:: Teks Halaman ::
------
Sekuriti ini saya bimbing untuk kasbon. Untuk sedekah. Sedapetnya. Tapi usahakan semua. Supaya bisa signifikan besaran sedekahnya. Sehingga perubahannya berasa. Dia janji akan ngebenahin mati-matian shalatnya. Trmasuk dia akan polin shalat taubatnya, shalat hajatnya, shalat dhuha dan tahajjudnya. Dia juga janji akan rajinin di waktu senggang untuk baca al Qur'an. Perasaan udah lama banget dia emang ga lari kepada Allah. Shalat Jum'at aja nunggu komat, sebab dia sekuriti. Wah, susah dah. Dan itu dia aminin. Itulah barangkali yang sudah membuat Allah mengunci mati dirinya hanya menjadi sekuriti sekian tahun, padahal dia Sarjana Akuntansi!

Ya, rupanya dia ini Sarjana Akuntansi. Pantesan juga dia ga betah dengan posisinya sebagai sekuriti. Ga kena di hati. Ga sesuai sama rencana. Tapi ya begitu dah hidup.. Apa boleh buta, eh, apa boleh buat. Yang penting kerja dan ada gajinya.
------
:: Tugas yang Diberikan a ::
Menurut teks halaman, apa gelar pendidikan yang dimiliki sekuriti tersebut?
Baris data di bawah ini tidak berhubungan dengan teks halaman.

:: Data Tercatat ::
------
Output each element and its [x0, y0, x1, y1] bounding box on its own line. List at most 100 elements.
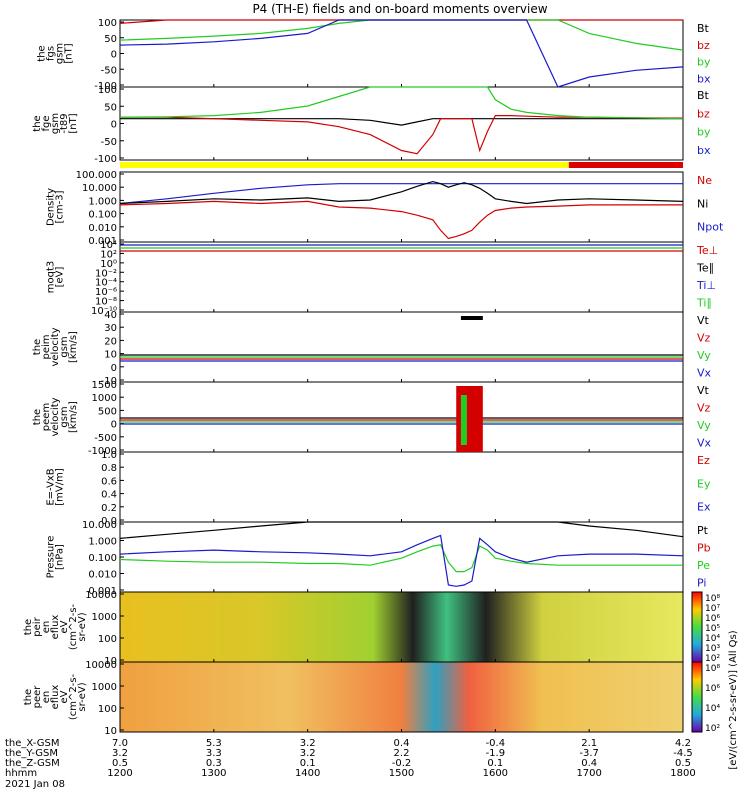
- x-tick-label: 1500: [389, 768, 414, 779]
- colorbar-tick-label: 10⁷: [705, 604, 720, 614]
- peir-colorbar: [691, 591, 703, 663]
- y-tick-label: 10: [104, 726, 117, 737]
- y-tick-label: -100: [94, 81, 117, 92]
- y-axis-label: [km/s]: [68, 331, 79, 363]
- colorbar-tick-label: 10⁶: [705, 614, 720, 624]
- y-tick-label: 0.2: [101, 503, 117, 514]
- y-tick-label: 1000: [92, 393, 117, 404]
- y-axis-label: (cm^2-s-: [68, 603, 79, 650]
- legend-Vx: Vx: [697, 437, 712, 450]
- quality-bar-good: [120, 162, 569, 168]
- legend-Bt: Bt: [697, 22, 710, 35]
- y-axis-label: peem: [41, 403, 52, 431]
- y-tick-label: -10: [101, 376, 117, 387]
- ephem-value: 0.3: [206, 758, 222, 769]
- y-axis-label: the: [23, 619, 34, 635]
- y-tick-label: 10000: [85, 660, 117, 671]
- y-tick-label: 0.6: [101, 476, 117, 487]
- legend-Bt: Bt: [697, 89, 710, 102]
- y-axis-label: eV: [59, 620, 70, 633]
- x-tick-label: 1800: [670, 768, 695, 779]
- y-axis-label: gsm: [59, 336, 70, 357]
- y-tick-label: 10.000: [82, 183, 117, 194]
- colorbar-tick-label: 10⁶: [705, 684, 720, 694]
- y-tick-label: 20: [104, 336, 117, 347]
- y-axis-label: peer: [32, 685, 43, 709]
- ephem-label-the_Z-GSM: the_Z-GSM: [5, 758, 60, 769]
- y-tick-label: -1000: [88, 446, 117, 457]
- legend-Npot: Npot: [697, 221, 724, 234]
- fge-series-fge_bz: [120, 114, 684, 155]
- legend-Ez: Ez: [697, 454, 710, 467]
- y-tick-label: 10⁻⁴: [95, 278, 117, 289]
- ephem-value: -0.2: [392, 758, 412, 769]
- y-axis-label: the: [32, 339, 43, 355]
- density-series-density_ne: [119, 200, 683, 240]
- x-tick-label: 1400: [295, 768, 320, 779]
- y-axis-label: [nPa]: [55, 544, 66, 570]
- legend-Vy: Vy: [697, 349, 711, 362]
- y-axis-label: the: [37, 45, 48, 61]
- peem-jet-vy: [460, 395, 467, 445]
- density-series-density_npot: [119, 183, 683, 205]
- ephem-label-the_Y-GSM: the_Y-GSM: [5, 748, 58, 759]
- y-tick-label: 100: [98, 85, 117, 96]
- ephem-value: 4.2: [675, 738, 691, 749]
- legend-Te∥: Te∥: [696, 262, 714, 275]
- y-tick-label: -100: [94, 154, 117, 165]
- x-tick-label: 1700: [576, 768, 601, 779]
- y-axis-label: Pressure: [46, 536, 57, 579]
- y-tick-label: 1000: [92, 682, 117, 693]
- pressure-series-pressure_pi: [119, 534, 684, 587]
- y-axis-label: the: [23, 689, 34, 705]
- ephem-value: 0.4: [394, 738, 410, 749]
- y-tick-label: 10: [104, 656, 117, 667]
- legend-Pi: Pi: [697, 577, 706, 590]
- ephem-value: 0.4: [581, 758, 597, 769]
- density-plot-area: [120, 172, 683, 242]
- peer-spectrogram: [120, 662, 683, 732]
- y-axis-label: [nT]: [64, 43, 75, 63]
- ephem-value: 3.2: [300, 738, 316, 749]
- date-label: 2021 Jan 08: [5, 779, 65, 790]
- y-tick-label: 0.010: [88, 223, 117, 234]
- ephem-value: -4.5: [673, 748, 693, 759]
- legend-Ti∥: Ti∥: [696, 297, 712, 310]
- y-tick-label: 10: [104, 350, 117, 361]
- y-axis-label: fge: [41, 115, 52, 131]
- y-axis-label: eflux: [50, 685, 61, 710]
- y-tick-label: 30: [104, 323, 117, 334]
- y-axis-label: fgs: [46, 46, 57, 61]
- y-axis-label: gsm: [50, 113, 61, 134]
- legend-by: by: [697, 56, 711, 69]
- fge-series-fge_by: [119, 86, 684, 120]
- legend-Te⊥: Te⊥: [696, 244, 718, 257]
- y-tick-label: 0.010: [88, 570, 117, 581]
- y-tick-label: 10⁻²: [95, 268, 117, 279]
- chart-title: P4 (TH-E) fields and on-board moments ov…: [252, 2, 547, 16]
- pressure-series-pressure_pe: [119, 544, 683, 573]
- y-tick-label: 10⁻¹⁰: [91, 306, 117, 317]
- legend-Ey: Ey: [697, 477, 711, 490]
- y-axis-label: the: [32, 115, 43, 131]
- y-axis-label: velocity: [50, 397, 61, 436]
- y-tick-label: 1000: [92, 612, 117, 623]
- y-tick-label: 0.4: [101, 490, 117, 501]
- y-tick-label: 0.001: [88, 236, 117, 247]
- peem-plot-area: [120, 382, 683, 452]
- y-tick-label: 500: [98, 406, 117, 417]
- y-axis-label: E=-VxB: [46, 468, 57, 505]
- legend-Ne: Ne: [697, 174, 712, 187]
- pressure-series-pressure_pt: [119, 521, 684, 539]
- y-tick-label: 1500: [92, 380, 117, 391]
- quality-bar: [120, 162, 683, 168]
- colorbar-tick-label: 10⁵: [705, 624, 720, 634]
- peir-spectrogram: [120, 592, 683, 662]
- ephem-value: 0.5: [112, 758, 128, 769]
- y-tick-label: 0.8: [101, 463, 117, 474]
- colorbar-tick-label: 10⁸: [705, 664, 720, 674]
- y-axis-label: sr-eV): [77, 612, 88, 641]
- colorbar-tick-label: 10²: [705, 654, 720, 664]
------
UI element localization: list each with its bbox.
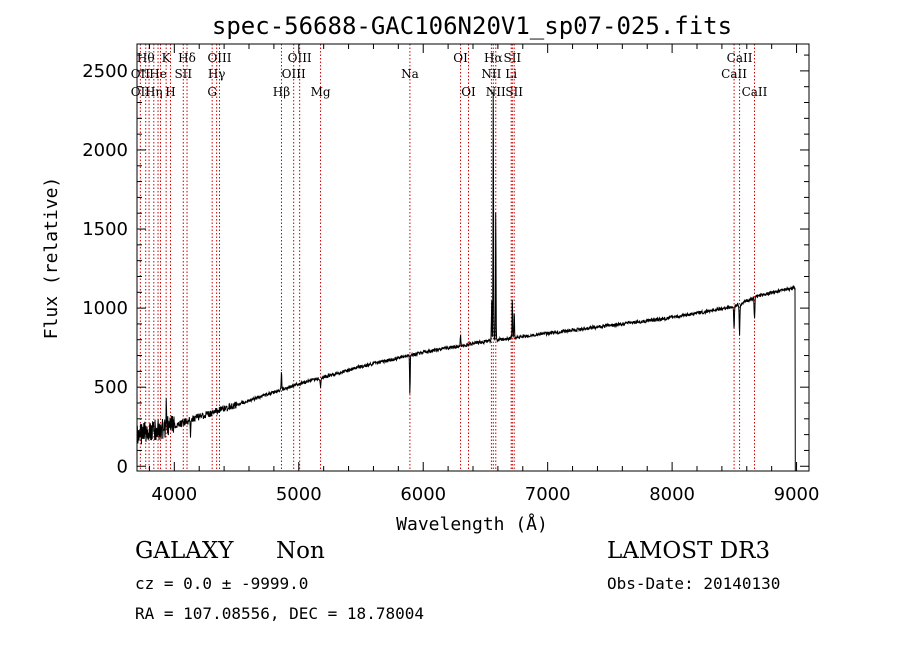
------
:: Tugas yang Diberikan b ::
Susun baris data pada bagian yang dibuka dengan baris berisi "Output each element" dan ditutup dengan baris berisi "- x-tick-label: 1400: [295, 768, 320, 779]" sebagai CSV dua kolom bernama permintaan dan jawaban. Buat satu baris CSV untuk setiap permintaan. Tempatkan setiap nilai dalam satu field berkutip, ganti jeda baris dengan spasi, dan jangan sertakan gambar.

:: Jawaban Tugas a ::
Ia seorang Sarjana Akuntansi.

:: Jawaban Tugas b ::
permintaan,jawaban
"Output each element and its [x0, y0, x1, y1] bounding box on its own line. List at most 100 elements.","- x-tick-label: 1500: [389, 768, 414, 779] - colorbar-tick-label: 10⁷: [705, 604, 720, 614] - peir-colorbar: [691, 591, 703, 663] - y-tick-label: 10: [104, 726, 117, 737] - y-tick-label: -100: [94, 81, 117, 92] - y-axis-label: [km/s]: [68, 331, 79, 363] - colorbar-tick-label: 10⁶: [705, 614, 720, 624] - y-tick-label: 0.2: [101, 503, 117, 514] - y-tick-label: 1000: [92, 393, 117, 404] - y-axis-label: (cm^2-s-: [68, 603, 79, 650] - legend-Vx: Vx: [697, 437, 712, 450] - quality-bar-good: [120, 162, 569, 168] - legend-Bt: Bt: [697, 22, 710, 35] - y-axis-label: peem: [41, 403, 52, 431] - y-tick-label: -10: [101, 376, 117, 387] - ephem-value: 0.3: [206, 758, 222, 769] - y-axis-label: the: [23, 619, 34, 635] - y-tick-label: 10000: [85, 660, 117, 671] - y-tick-label: 0.6: [101, 476, 117, 487] - legend-Bt: Bt: [697, 89, 710, 102] - y-axis-label: eV: [59, 620, 70, 633] - x-tick-label: 1800: [670, 768, 695, 779] - y-axis-label: gsm: [59, 336, 70, 357] - y-tick-label: 10.000: [82, 183, 117, 194] - colorbar-tick-label: 10⁶: [705, 684, 720, 694] - y-tick-label: 20: [104, 336, 117, 347] - y-axis-label: peer: [32, 685, 43, 709] - ephem-label-the_Z-GSM: the_Z-GSM: [5, 758, 60, 769] - y-tick-label: -1000: [88, 446, 117, 457] - legend-Npot: Npot: [697, 221, 724, 234] - fge-series-fge_bz: [120, 114, 684, 155] - legend-Ez: Ez: [697, 454, 710, 467] - y-tick-label: 10⁻⁴: [95, 278, 117, 289] - ephem-value: -0.2: [392, 758, 412, 769] - y-axis-label: the: [32, 339, 43, 355] - density-series-density_ne: [119, 200, 683, 240] - x-tick-label: 1400: [295, 768, 320, 779]"